Answer with nothing except the number of lines that contain the word "Tuyú".

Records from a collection
>> START

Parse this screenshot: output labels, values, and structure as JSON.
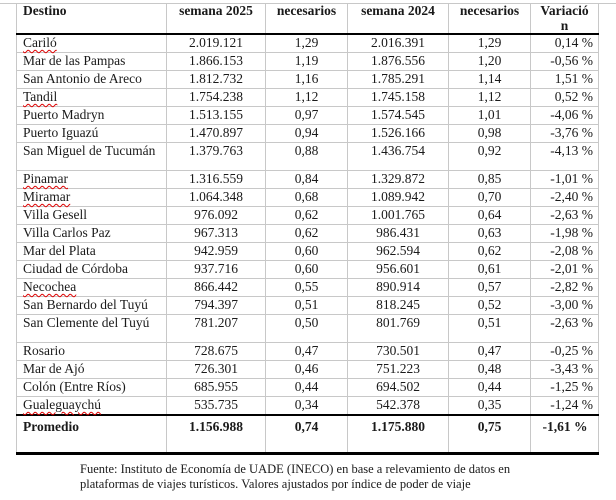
{
  "headers": [
    "Destino",
    "semana 2025",
    "necesarios",
    "semana 2024",
    "necesarios",
    "Variación"
  ],
  "rows": [
    [
      "Cariló",
      "2.019.121",
      "1,29",
      "2.016.391",
      "1,29",
      "0,14 %"
    ],
    [
      "Mar de las Pampas",
      "1.866.153",
      "1,19",
      "1.876.556",
      "1,20",
      "-0,56 %"
    ],
    [
      "San Antonio de Areco",
      "1.812.732",
      "1,16",
      "1.785.291",
      "1,14",
      "1,51 %"
    ],
    [
      "Tandil",
      "1.754.238",
      "1,12",
      "1.745.158",
      "1,12",
      "0,52 %"
    ],
    [
      "Puerto Madryn",
      "1.513.155",
      "0,97",
      "1.574.545",
      "1,01",
      "-4,06 %"
    ],
    [
      "Puerto Iguazú",
      "1.470.897",
      "0,94",
      "1.526.166",
      "0,98",
      "-3,76 %"
    ],
    [
      "San Miguel de Tucumán",
      "1.379.763",
      "0,88",
      "1.436.754",
      "0,92",
      "-4,13 %"
    ],
    [
      "Pinamar",
      "1.316.559",
      "0,84",
      "1.329.872",
      "0,85",
      "-1,01 %"
    ],
    [
      "Miramar",
      "1.064.348",
      "0,68",
      "1.089.942",
      "0,70",
      "-2,40 %"
    ],
    [
      "Villa Gesell",
      "976.092",
      "0,62",
      "1.001.765",
      "0,64",
      "-2,63 %"
    ],
    [
      "Villa Carlos Paz",
      "967.313",
      "0,62",
      "986.431",
      "0,63",
      "-1,98 %"
    ],
    [
      "Mar del Plata",
      "942.959",
      "0,60",
      "962.594",
      "0,62",
      "-2,08 %"
    ],
    [
      "Ciudad de Córdoba",
      "937.716",
      "0,60",
      "956.601",
      "0,61",
      "-2,01 %"
    ],
    [
      "Necochea",
      "866.442",
      "0,55",
      "890.914",
      "0,57",
      "-2,82 %"
    ],
    [
      "San Bernardo del Tuyú",
      "794.397",
      "0,51",
      "818.245",
      "0,52",
      "-3,00 %"
    ],
    [
      "San Clemente del Tuyú",
      "781.207",
      "0,50",
      "801.769",
      "0,51",
      "-2,63 %"
    ],
    [
      "Rosario",
      "728.675",
      "0,47",
      "730.501",
      "0,47",
      "-0,25 %"
    ],
    [
      "Mar de Ajó",
      "726.301",
      "0,46",
      "751.223",
      "0,48",
      "-3,43 %"
    ],
    [
      "Colón (Entre Ríos)",
      "685.955",
      "0,44",
      "694.502",
      "0,44",
      "-1,25 %"
    ],
    [
      "Gualeguaychú",
      "535.735",
      "0,34",
      "542.378",
      "0,35",
      "-1,24 %"
    ]
  ],
  "average": [
    "Promedio",
    "1.156.988",
    "0,74",
    "1.175.880",
    "0,75",
    "-1,61 %"
  ],
  "footer": "Fuente: Instituto de Economía de UADE (INECO) en base a relevamiento de datos en plataformas de viajes turísticos. Valores ajustados por índice de poder de viaje"
}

>> END

[EXERCISE ANSWER]:
2